> **EXERCISE DIRECTIONS**:
Search the material below for the word "Documents". Copy every line that has it.

[Collected data entries]
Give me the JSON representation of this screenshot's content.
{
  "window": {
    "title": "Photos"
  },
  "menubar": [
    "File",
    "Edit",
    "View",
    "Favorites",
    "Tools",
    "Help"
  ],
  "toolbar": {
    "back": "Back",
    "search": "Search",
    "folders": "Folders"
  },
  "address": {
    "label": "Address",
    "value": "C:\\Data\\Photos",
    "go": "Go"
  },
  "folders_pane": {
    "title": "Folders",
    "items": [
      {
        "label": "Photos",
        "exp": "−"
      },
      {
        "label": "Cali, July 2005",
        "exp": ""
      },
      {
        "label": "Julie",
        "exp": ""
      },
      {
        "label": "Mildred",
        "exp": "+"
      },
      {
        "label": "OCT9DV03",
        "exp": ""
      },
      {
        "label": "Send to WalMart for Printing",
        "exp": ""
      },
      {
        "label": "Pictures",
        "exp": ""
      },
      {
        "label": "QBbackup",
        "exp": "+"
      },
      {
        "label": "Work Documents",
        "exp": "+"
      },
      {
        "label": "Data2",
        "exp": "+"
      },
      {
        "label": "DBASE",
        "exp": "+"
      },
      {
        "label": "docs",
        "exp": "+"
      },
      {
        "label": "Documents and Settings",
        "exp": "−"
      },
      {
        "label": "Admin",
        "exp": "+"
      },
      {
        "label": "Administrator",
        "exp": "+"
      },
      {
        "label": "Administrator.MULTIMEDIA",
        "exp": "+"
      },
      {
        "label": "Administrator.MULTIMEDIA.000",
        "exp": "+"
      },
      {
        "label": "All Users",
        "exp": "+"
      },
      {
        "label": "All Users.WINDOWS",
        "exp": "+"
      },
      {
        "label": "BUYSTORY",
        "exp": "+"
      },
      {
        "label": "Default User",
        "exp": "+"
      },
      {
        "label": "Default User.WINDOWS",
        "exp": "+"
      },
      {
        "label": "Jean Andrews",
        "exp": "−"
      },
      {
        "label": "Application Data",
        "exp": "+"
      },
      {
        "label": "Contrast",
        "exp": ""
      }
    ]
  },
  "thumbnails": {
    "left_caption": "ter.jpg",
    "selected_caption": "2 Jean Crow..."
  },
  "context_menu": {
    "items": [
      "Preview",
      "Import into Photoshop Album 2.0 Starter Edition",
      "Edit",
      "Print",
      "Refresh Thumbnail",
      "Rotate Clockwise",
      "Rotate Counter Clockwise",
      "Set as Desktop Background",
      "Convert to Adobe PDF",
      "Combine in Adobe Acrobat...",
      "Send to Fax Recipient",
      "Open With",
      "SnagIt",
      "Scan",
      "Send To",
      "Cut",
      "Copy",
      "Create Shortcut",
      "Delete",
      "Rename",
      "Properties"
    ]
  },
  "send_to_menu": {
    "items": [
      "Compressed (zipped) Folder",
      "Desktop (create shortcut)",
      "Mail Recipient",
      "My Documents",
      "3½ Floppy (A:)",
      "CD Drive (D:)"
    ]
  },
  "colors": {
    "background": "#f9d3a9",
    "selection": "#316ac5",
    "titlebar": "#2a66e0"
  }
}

> **COMPLETE RESPONSE**:
        "label": "Work Documents",
        "label": "Documents and Settings",
      "My Documents",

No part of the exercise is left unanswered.